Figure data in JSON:

=-=-=

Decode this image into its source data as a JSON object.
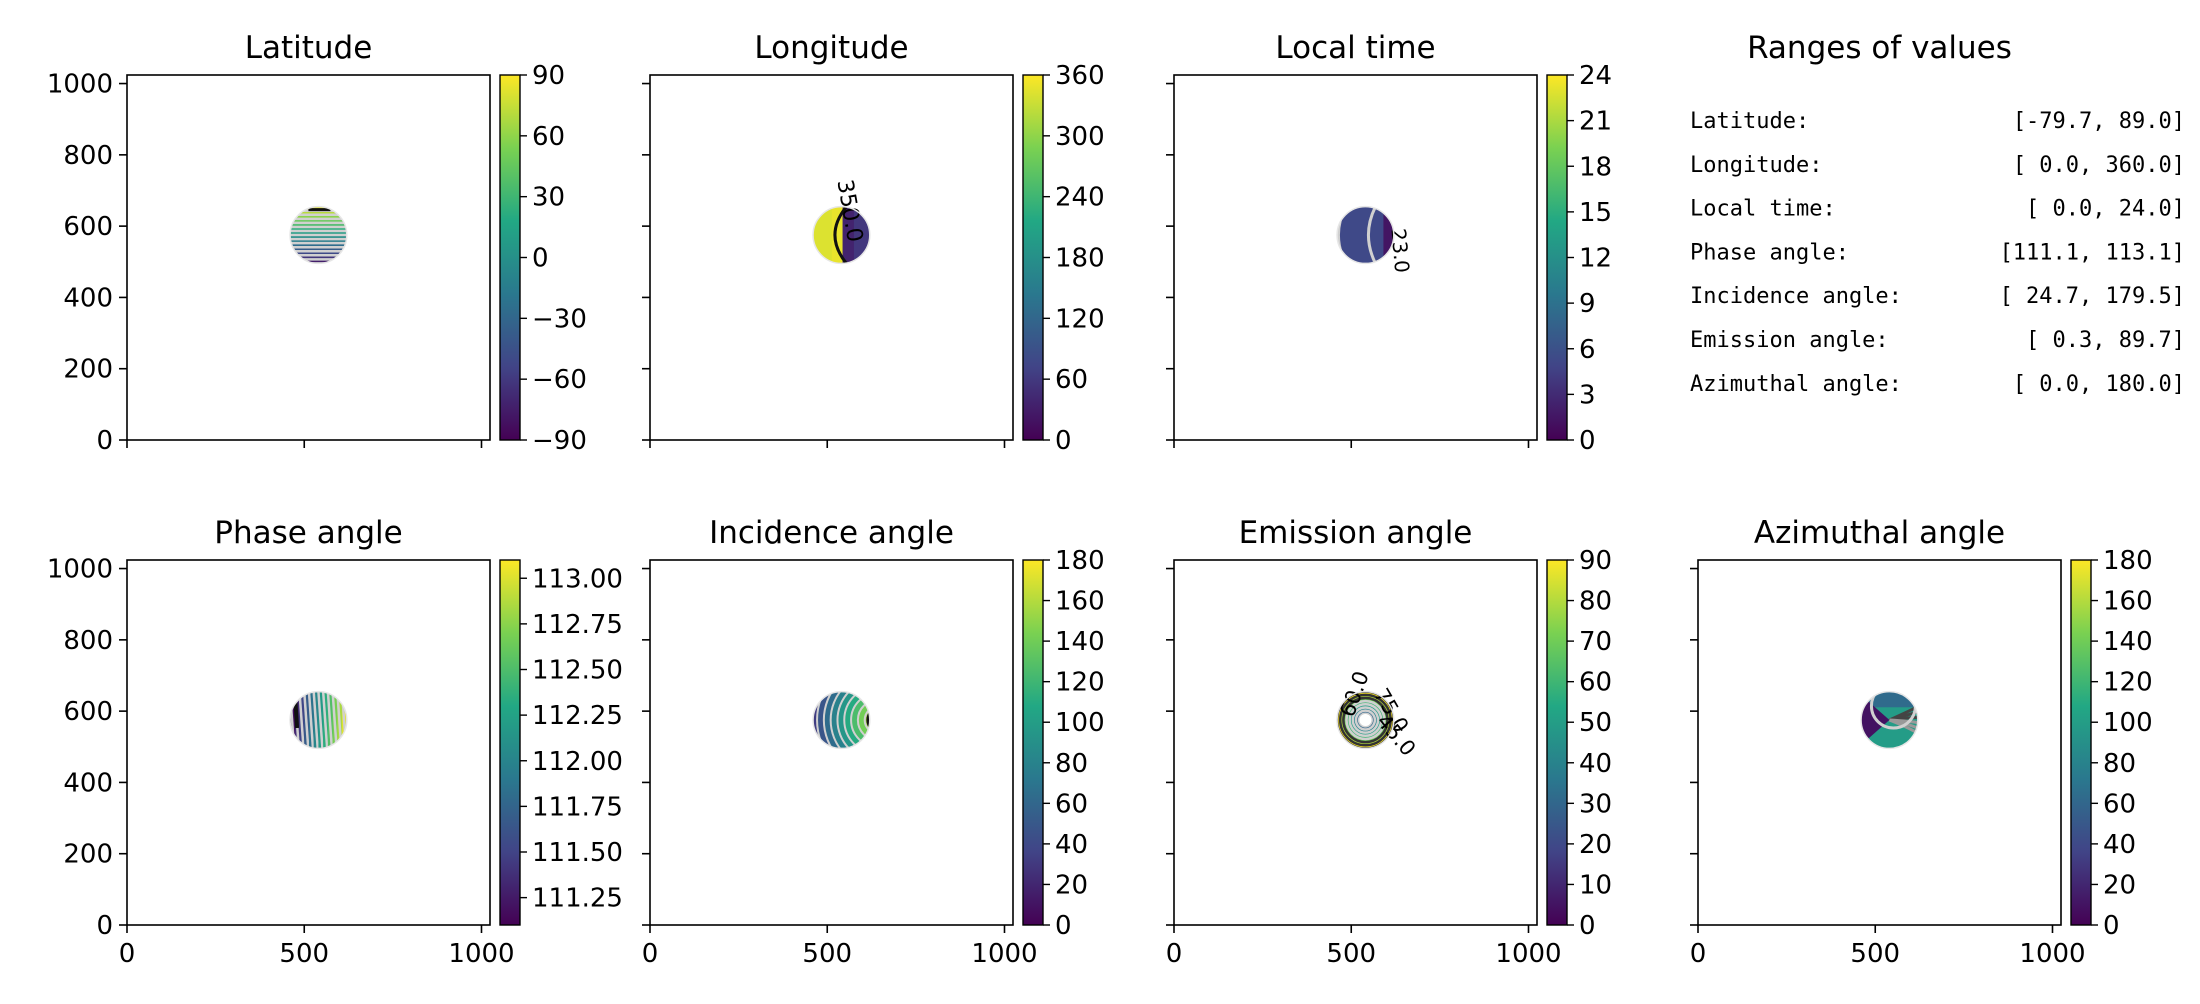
{
  "figure": {
    "panels": [
      {
        "title": "Latitude",
        "map": "latitude"
      },
      {
        "title": "Longitude",
        "map": "longitude"
      },
      {
        "title": "Local time",
        "map": "localtime"
      },
      {
        "title": "Ranges of values",
        "map": "ranges"
      },
      {
        "title": "Phase angle",
        "map": "phase"
      },
      {
        "title": "Incidence angle",
        "map": "incidence"
      },
      {
        "title": "Emission angle",
        "map": "emission"
      },
      {
        "title": "Azimuthal angle",
        "map": "azimuth"
      }
    ],
    "ranges": [
      {
        "label": "Latitude:",
        "value": "[-79.7,  89.0]"
      },
      {
        "label": "Longitude:",
        "value": "[  0.0, 360.0]"
      },
      {
        "label": "Local time:",
        "value": "[  0.0,  24.0]"
      },
      {
        "label": "Phase angle:",
        "value": "[111.1, 113.1]"
      },
      {
        "label": "Incidence angle:",
        "value": "[ 24.7, 179.5]"
      },
      {
        "label": "Emission angle:",
        "value": "[  0.3,  89.7]"
      },
      {
        "label": "Azimuthal angle:",
        "value": "[  0.0, 180.0]"
      }
    ],
    "contour_labels": {
      "longitude": "350.0",
      "localtime": "23.0",
      "emission": [
        "75.0",
        "45.0",
        "60.0"
      ]
    }
  },
  "chart_data": [
    {
      "type": "heatmap",
      "title": "Latitude",
      "x_ticks": [
        "",
        "",
        ""
      ],
      "y_ticks": [
        "0",
        "200",
        "400",
        "600",
        "800",
        "1000"
      ],
      "xlim": [
        0,
        1024
      ],
      "ylim": [
        0,
        1024
      ],
      "colorbar": {
        "min": -90,
        "max": 90,
        "ticks": [
          "90",
          "60",
          "30",
          "0",
          "−30",
          "−60",
          "−90"
        ]
      },
      "colormap": "viridis",
      "disk_center": [
        540,
        575
      ],
      "disk_radius": 80,
      "disk_range": [
        -79.7,
        89.0
      ]
    },
    {
      "type": "heatmap",
      "title": "Longitude",
      "x_ticks": [
        "",
        "",
        ""
      ],
      "y_ticks": [
        "",
        "",
        "",
        "",
        "",
        ""
      ],
      "xlim": [
        0,
        1024
      ],
      "ylim": [
        0,
        1024
      ],
      "colorbar": {
        "min": 0,
        "max": 360,
        "ticks": [
          "360",
          "300",
          "240",
          "180",
          "120",
          "60",
          "0"
        ]
      },
      "colormap": "viridis",
      "disk_center": [
        540,
        575
      ],
      "disk_radius": 80,
      "disk_range": [
        0.0,
        360.0
      ]
    },
    {
      "type": "heatmap",
      "title": "Local time",
      "x_ticks": [
        "",
        "",
        ""
      ],
      "y_ticks": [
        "",
        "",
        "",
        "",
        "",
        ""
      ],
      "xlim": [
        0,
        1024
      ],
      "ylim": [
        0,
        1024
      ],
      "colorbar": {
        "min": 0,
        "max": 24,
        "ticks": [
          "24",
          "21",
          "18",
          "15",
          "12",
          "9",
          "6",
          "3",
          "0"
        ]
      },
      "colormap": "viridis",
      "disk_center": [
        540,
        575
      ],
      "disk_radius": 80,
      "disk_range": [
        0.0,
        24.0
      ]
    },
    {
      "type": "table",
      "title": "Ranges of values"
    },
    {
      "type": "heatmap",
      "title": "Phase angle",
      "x_ticks": [
        "0",
        "500",
        "1000"
      ],
      "y_ticks": [
        "0",
        "200",
        "400",
        "600",
        "800",
        "1000"
      ],
      "xlim": [
        0,
        1024
      ],
      "ylim": [
        0,
        1024
      ],
      "colorbar": {
        "min": 111.1,
        "max": 113.1,
        "ticks": [
          "113.00",
          "112.75",
          "112.50",
          "112.25",
          "112.00",
          "111.75",
          "111.50",
          "111.25"
        ]
      },
      "colormap": "viridis",
      "disk_center": [
        540,
        575
      ],
      "disk_radius": 80,
      "disk_range": [
        111.1,
        113.1
      ]
    },
    {
      "type": "heatmap",
      "title": "Incidence angle",
      "x_ticks": [
        "0",
        "500",
        "1000"
      ],
      "y_ticks": [
        "",
        "",
        "",
        "",
        "",
        ""
      ],
      "xlim": [
        0,
        1024
      ],
      "ylim": [
        0,
        1024
      ],
      "colorbar": {
        "min": 0,
        "max": 180,
        "ticks": [
          "180",
          "160",
          "140",
          "120",
          "100",
          "80",
          "60",
          "40",
          "20",
          "0"
        ]
      },
      "colormap": "viridis",
      "disk_center": [
        540,
        575
      ],
      "disk_radius": 80,
      "disk_range": [
        24.7,
        179.5
      ]
    },
    {
      "type": "heatmap",
      "title": "Emission angle",
      "x_ticks": [
        "0",
        "500",
        "1000"
      ],
      "y_ticks": [
        "",
        "",
        "",
        "",
        "",
        ""
      ],
      "xlim": [
        0,
        1024
      ],
      "ylim": [
        0,
        1024
      ],
      "colorbar": {
        "min": 0,
        "max": 90,
        "ticks": [
          "90",
          "80",
          "70",
          "60",
          "50",
          "40",
          "30",
          "20",
          "10",
          "0"
        ]
      },
      "colormap": "viridis",
      "disk_center": [
        540,
        575
      ],
      "disk_radius": 80,
      "disk_range": [
        0.3,
        89.7
      ]
    },
    {
      "type": "heatmap",
      "title": "Azimuthal angle",
      "x_ticks": [
        "0",
        "500",
        "1000"
      ],
      "y_ticks": [
        "",
        "",
        "",
        "",
        "",
        ""
      ],
      "xlim": [
        0,
        1024
      ],
      "ylim": [
        0,
        1024
      ],
      "colorbar": {
        "min": 0,
        "max": 180,
        "ticks": [
          "180",
          "160",
          "140",
          "120",
          "100",
          "80",
          "60",
          "40",
          "20",
          "0"
        ]
      },
      "colormap": "viridis",
      "disk_center": [
        540,
        575
      ],
      "disk_radius": 80,
      "disk_range": [
        0.0,
        180.0
      ]
    }
  ],
  "colors": {
    "viridis": [
      "#440154",
      "#414487",
      "#2a788e",
      "#22a884",
      "#7ad151",
      "#fde725"
    ],
    "contour_light": "#d0d0d0",
    "contour_dark": "#111111"
  }
}
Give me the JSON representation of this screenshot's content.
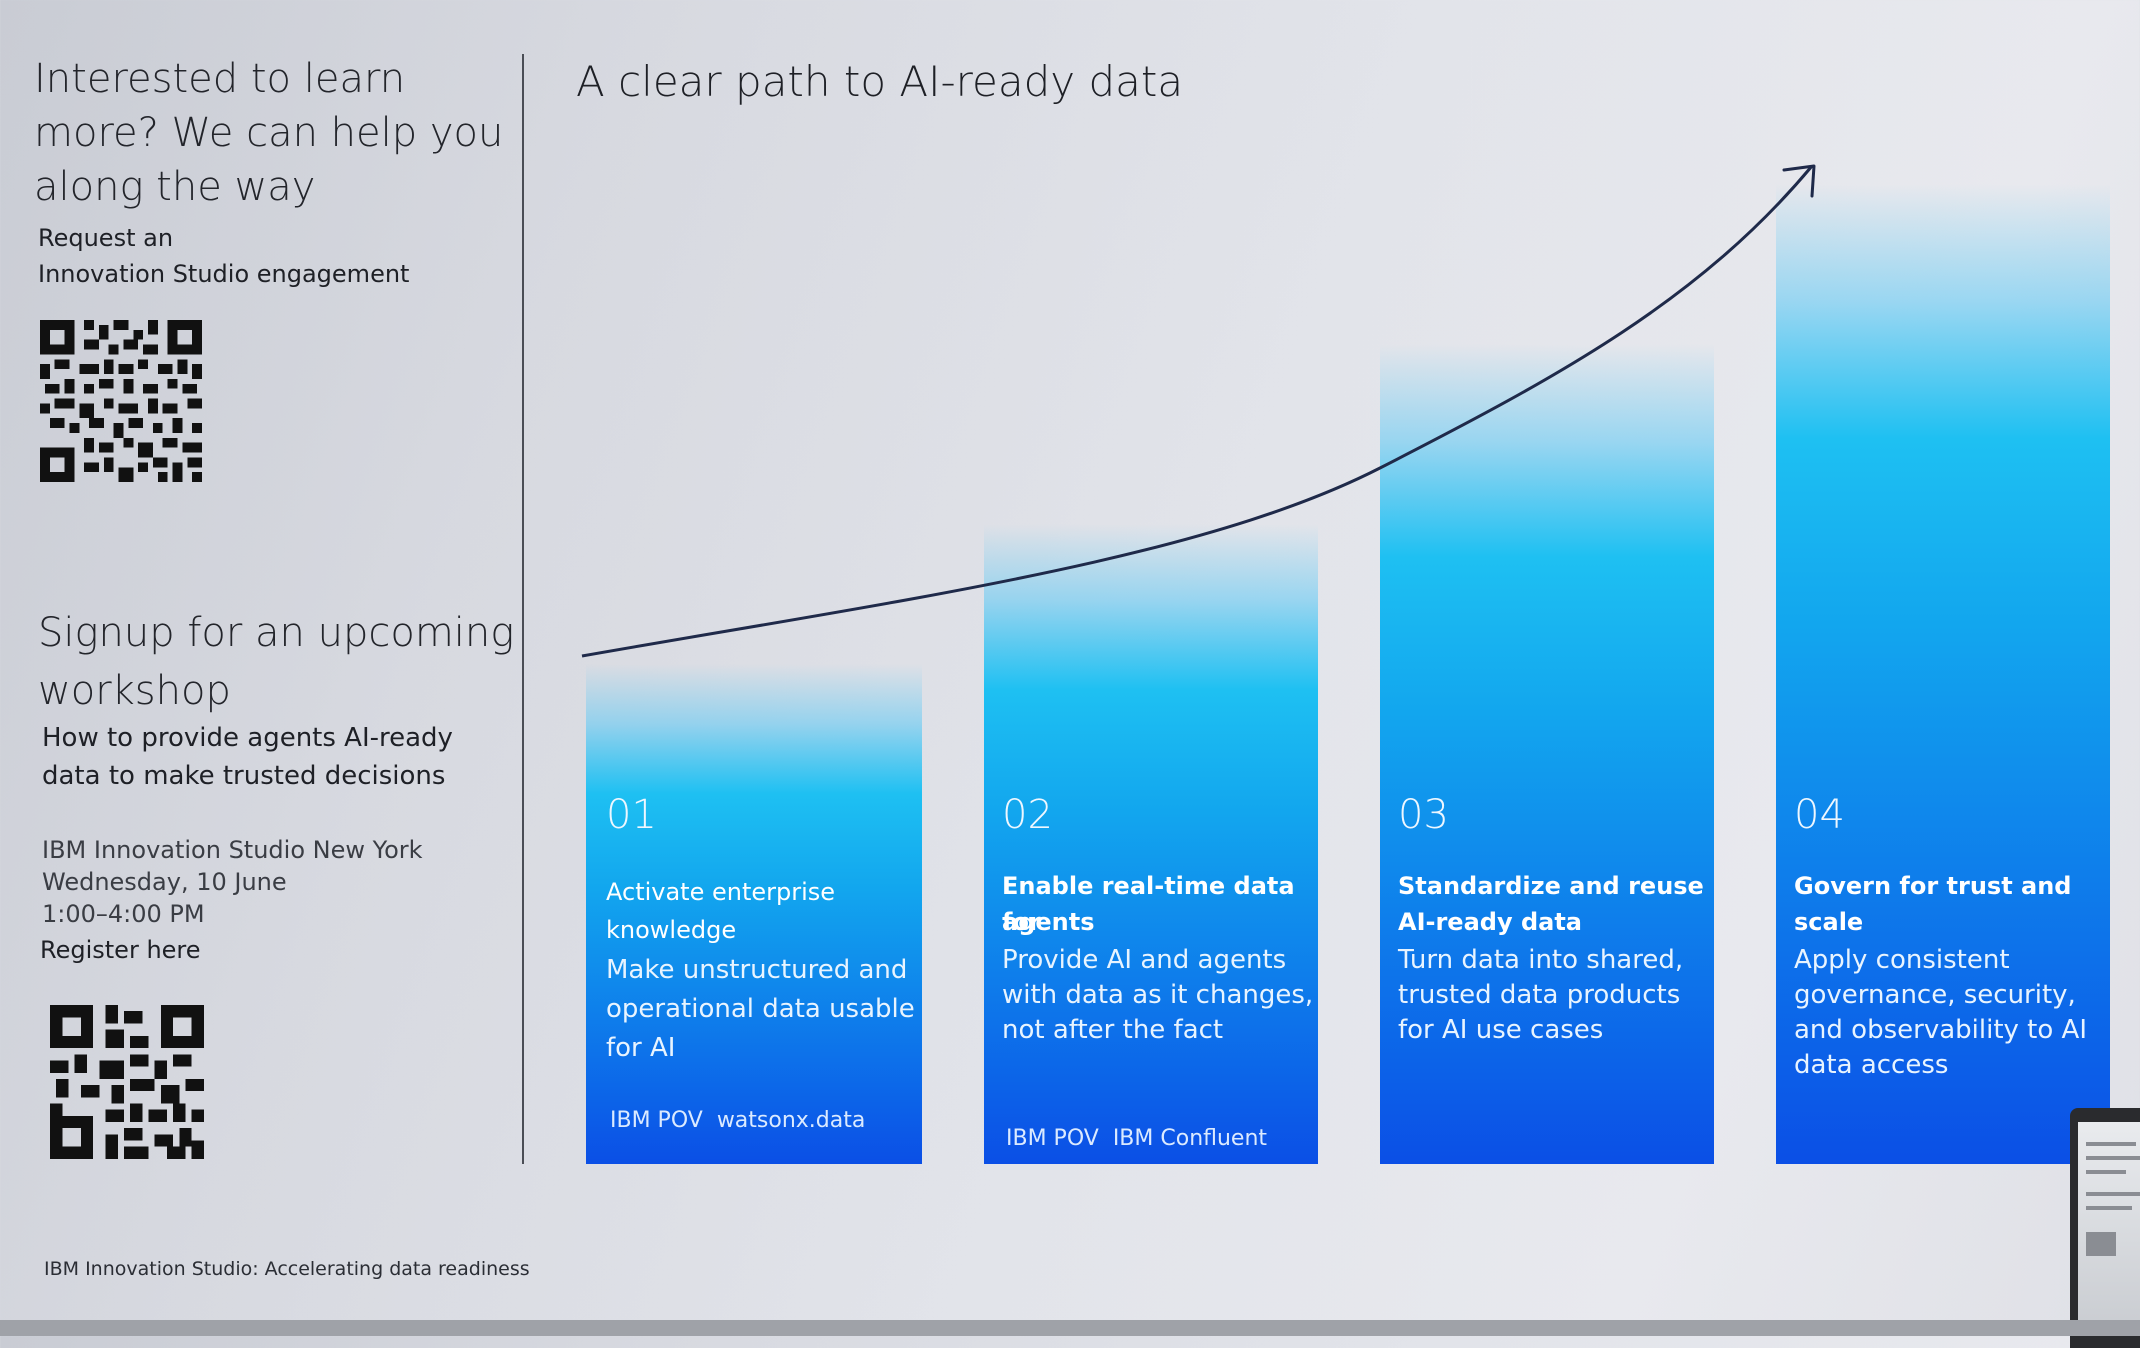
{
  "left": {
    "learn_heading": [
      "Interested to learn",
      "more? We can help you",
      "along the way"
    ],
    "request_lines": [
      "Request an",
      "Innovation Studio engagement"
    ],
    "signup_heading": [
      "Signup for an upcoming",
      "workshop"
    ],
    "workshop_topic": [
      "How to provide agents AI-ready",
      "data to make trusted decisions"
    ],
    "event_lines": [
      "IBM Innovation Studio New York",
      "Wednesday, 10 June",
      "1:00–4:00 PM"
    ],
    "register_label": "Register here"
  },
  "main": {
    "title": "A clear path to AI-ready data"
  },
  "steps": [
    {
      "number": "01",
      "title_lines": [
        "Activate enterprise",
        "knowledge"
      ],
      "desc_lines": [
        "Make unstructured and",
        "operational data usable",
        "for AI"
      ],
      "tags": [
        "IBM POV",
        "watsonx.data"
      ]
    },
    {
      "number": "02",
      "title_lines": [
        "Enable real-time data for",
        "agents"
      ],
      "desc_lines": [
        "Provide AI and agents",
        "with data as it changes,",
        "not after the fact"
      ],
      "tags": [
        "IBM POV",
        "IBM Confluent"
      ]
    },
    {
      "number": "03",
      "title_lines": [
        "Standardize and reuse",
        "AI-ready data"
      ],
      "desc_lines": [
        "Turn data into shared,",
        "trusted data products",
        "for AI use cases"
      ],
      "tags": []
    },
    {
      "number": "04",
      "title_lines": [
        "Govern for trust and",
        "scale"
      ],
      "desc_lines": [
        "Apply consistent",
        "governance, security,",
        "and observability to AI",
        "data access"
      ],
      "tags": []
    }
  ],
  "footer": "IBM Innovation Studio: Accelerating data readiness",
  "icons": {
    "qr_primary": "qr-code-icon",
    "qr_secondary": "qr-code-icon",
    "arrow": "arrow-up-right-icon"
  },
  "colors": {
    "bar_top": "#1ec0f2",
    "bar_bottom": "#0b4fe6",
    "curve": "#1f2a4a"
  }
}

=-=-=

__Task description__. Note each line of the entries that has "Azimuthal" in it, and copy those lines.

__Answer to this problem__.
        "title": "Azimuthal angle",
        "label": "Azimuthal angle:",
      "title": "Azimuthal angle",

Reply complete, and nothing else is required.